▽
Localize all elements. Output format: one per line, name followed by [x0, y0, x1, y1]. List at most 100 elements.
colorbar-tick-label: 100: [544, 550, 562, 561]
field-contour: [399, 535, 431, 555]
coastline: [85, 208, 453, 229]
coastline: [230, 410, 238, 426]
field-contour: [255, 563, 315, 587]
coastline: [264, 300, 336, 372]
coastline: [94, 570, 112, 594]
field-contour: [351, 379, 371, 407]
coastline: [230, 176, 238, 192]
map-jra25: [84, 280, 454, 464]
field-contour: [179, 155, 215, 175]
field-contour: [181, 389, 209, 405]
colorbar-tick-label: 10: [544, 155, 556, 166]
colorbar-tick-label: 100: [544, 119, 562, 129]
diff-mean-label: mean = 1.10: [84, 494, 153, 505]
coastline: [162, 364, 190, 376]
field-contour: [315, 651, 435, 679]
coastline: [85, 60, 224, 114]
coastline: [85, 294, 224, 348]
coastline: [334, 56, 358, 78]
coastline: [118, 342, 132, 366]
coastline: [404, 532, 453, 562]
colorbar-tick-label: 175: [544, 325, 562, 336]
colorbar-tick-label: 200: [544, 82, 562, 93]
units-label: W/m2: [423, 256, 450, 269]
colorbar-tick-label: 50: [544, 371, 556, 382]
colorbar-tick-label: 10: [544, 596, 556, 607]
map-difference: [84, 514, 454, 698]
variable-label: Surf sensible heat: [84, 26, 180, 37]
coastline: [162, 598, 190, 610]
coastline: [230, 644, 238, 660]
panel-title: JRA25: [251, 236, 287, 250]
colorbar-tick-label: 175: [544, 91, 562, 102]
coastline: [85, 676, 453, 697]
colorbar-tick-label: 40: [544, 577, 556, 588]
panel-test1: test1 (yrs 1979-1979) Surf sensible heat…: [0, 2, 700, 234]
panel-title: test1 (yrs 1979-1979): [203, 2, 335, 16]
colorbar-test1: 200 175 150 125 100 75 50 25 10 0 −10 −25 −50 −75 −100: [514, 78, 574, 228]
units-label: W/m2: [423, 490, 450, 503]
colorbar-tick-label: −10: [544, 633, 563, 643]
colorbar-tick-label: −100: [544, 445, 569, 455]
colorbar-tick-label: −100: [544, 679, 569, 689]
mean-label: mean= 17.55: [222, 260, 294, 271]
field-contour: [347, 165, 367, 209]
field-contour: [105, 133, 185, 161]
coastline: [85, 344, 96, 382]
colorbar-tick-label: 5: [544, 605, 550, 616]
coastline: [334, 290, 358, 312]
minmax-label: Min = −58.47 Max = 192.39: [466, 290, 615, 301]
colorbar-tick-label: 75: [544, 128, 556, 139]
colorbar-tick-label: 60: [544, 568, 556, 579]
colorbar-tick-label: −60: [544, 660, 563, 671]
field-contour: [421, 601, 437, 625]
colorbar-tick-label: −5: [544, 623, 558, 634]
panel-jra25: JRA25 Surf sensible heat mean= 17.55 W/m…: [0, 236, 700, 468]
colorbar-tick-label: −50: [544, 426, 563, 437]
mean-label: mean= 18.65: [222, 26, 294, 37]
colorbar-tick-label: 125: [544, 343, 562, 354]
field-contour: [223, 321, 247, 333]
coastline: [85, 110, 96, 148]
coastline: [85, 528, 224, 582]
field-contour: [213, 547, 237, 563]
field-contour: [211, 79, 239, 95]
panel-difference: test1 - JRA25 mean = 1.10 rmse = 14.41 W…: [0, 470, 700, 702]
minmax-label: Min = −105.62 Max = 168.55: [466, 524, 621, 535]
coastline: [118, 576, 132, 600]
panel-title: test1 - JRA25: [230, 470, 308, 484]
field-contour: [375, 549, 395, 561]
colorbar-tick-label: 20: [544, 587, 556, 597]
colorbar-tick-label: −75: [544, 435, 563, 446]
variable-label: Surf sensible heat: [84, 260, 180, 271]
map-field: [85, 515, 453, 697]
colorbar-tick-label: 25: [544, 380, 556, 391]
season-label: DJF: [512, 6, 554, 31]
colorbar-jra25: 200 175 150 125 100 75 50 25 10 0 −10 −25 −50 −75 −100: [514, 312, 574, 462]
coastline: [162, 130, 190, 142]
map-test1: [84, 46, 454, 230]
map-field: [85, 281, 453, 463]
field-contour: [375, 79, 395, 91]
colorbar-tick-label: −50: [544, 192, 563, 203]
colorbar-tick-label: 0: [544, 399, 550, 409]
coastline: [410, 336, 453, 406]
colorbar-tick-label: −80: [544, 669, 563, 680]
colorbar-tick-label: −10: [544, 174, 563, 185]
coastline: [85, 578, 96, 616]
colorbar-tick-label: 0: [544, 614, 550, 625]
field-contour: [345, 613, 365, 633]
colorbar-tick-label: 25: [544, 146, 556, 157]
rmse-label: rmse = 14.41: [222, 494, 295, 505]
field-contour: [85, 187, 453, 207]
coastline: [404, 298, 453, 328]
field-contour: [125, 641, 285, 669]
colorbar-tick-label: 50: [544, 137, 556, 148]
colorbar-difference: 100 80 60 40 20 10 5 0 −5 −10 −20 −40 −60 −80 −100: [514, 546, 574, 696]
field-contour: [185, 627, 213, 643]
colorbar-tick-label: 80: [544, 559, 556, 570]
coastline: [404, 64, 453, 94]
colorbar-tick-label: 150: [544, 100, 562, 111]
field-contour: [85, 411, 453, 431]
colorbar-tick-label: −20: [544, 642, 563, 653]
△
- _Aim of the exercise_
Copy every item above verbatim, keeping each line and all of its numbers unchanged.

- _Exercise response_
Localize all elements. Output format: one per line, name followed by [x0, y0, x1, y1]. List at most 100 elements.
colorbar-tick-label: 100: [544, 550, 562, 561]
field-contour: [399, 535, 431, 555]
coastline: [85, 208, 453, 229]
coastline: [230, 410, 238, 426]
field-contour: [255, 563, 315, 587]
coastline: [264, 300, 336, 372]
coastline: [94, 570, 112, 594]
field-contour: [351, 379, 371, 407]
coastline: [230, 176, 238, 192]
map-jra25: [84, 280, 454, 464]
field-contour: [179, 155, 215, 175]
field-contour: [181, 389, 209, 405]
colorbar-tick-label: 10: [544, 155, 556, 166]
colorbar-tick-label: 100: [544, 119, 562, 129]
diff-mean-label: mean = 1.10: [84, 494, 153, 505]
coastline: [162, 364, 190, 376]
field-contour: [315, 651, 435, 679]
coastline: [85, 60, 224, 114]
coastline: [85, 294, 224, 348]
coastline: [334, 56, 358, 78]
coastline: [118, 342, 132, 366]
coastline: [404, 532, 453, 562]
colorbar-tick-label: 175: [544, 325, 562, 336]
colorbar-tick-label: 200: [544, 82, 562, 93]
units-label: W/m2: [423, 256, 450, 269]
colorbar-tick-label: 50: [544, 371, 556, 382]
colorbar-tick-label: 10: [544, 596, 556, 607]
map-difference: [84, 514, 454, 698]
variable-label: Surf sensible heat: [84, 26, 180, 37]
coastline: [162, 598, 190, 610]
coastline: [230, 644, 238, 660]
panel-title: JRA25: [251, 236, 287, 250]
colorbar-tick-label: 175: [544, 91, 562, 102]
coastline: [85, 676, 453, 697]
colorbar-tick-label: 40: [544, 577, 556, 588]
panel-test1: test1 (yrs 1979-1979) Surf sensible heat…: [0, 2, 700, 234]
panel-title: test1 (yrs 1979-1979): [203, 2, 335, 16]
colorbar-test1: 200 175 150 125 100 75 50 25 10 0 −10 −25 −50 −75 −100: [514, 78, 574, 228]
units-label: W/m2: [423, 490, 450, 503]
colorbar-tick-label: −10: [544, 633, 563, 643]
colorbar-tick-label: −100: [544, 445, 569, 455]
colorbar-tick-label: −100: [544, 679, 569, 689]
mean-label: mean= 17.55: [222, 260, 294, 271]
field-contour: [347, 165, 367, 209]
field-contour: [105, 133, 185, 161]
coastline: [85, 344, 96, 382]
colorbar-tick-label: 5: [544, 605, 550, 616]
coastline: [334, 290, 358, 312]
minmax-label: Min = −58.47 Max = 192.39: [466, 290, 615, 301]
colorbar-tick-label: 75: [544, 128, 556, 139]
colorbar-tick-label: 60: [544, 568, 556, 579]
colorbar-tick-label: −60: [544, 660, 563, 671]
field-contour: [421, 601, 437, 625]
colorbar-tick-label: −5: [544, 623, 558, 634]
panel-jra25: JRA25 Surf sensible heat mean= 17.55 W/m…: [0, 236, 700, 468]
colorbar-tick-label: −50: [544, 426, 563, 437]
mean-label: mean= 18.65: [222, 26, 294, 37]
colorbar-tick-label: 125: [544, 343, 562, 354]
field-contour: [223, 321, 247, 333]
coastline: [85, 110, 96, 148]
coastline: [85, 528, 224, 582]
field-contour: [213, 547, 237, 563]
field-contour: [211, 79, 239, 95]
panel-difference: test1 - JRA25 mean = 1.10 rmse = 14.41 W…: [0, 470, 700, 702]
minmax-label: Min = −105.62 Max = 168.55: [466, 524, 621, 535]
coastline: [118, 576, 132, 600]
panel-title: test1 - JRA25: [230, 470, 308, 484]
field-contour: [375, 549, 395, 561]
colorbar-tick-label: 20: [544, 587, 556, 597]
colorbar-tick-label: −75: [544, 435, 563, 446]
variable-label: Surf sensible heat: [84, 260, 180, 271]
map-field: [85, 515, 453, 697]
colorbar-tick-label: 25: [544, 380, 556, 391]
season-label: DJF: [512, 6, 554, 31]
colorbar-jra25: 200 175 150 125 100 75 50 25 10 0 −10 −25 −50 −75 −100: [514, 312, 574, 462]
coastline: [162, 130, 190, 142]
map-test1: [84, 46, 454, 230]
map-field: [85, 281, 453, 463]
field-contour: [375, 79, 395, 91]
colorbar-tick-label: −50: [544, 192, 563, 203]
colorbar-tick-label: 0: [544, 399, 550, 409]
coastline: [410, 336, 453, 406]
colorbar-tick-label: −80: [544, 669, 563, 680]
colorbar-tick-label: −10: [544, 174, 563, 185]
coastline: [85, 578, 96, 616]
colorbar-tick-label: 0: [544, 614, 550, 625]
field-contour: [345, 613, 365, 633]
colorbar-tick-label: 25: [544, 146, 556, 157]
rmse-label: rmse = 14.41: [222, 494, 295, 505]
field-contour: [85, 187, 453, 207]
coastline: [404, 298, 453, 328]
field-contour: [125, 641, 285, 669]
colorbar-tick-label: 50: [544, 137, 556, 148]
colorbar-difference: 100 80 60 40 20 10 5 0 −5 −10 −20 −40 −60 −80 −100: [514, 546, 574, 696]
field-contour: [185, 627, 213, 643]
colorbar-tick-label: 80: [544, 559, 556, 570]
coastline: [404, 64, 453, 94]
colorbar-tick-label: 150: [544, 100, 562, 111]
field-contour: [85, 411, 453, 431]
colorbar-tick-label: −20: [544, 642, 563, 653]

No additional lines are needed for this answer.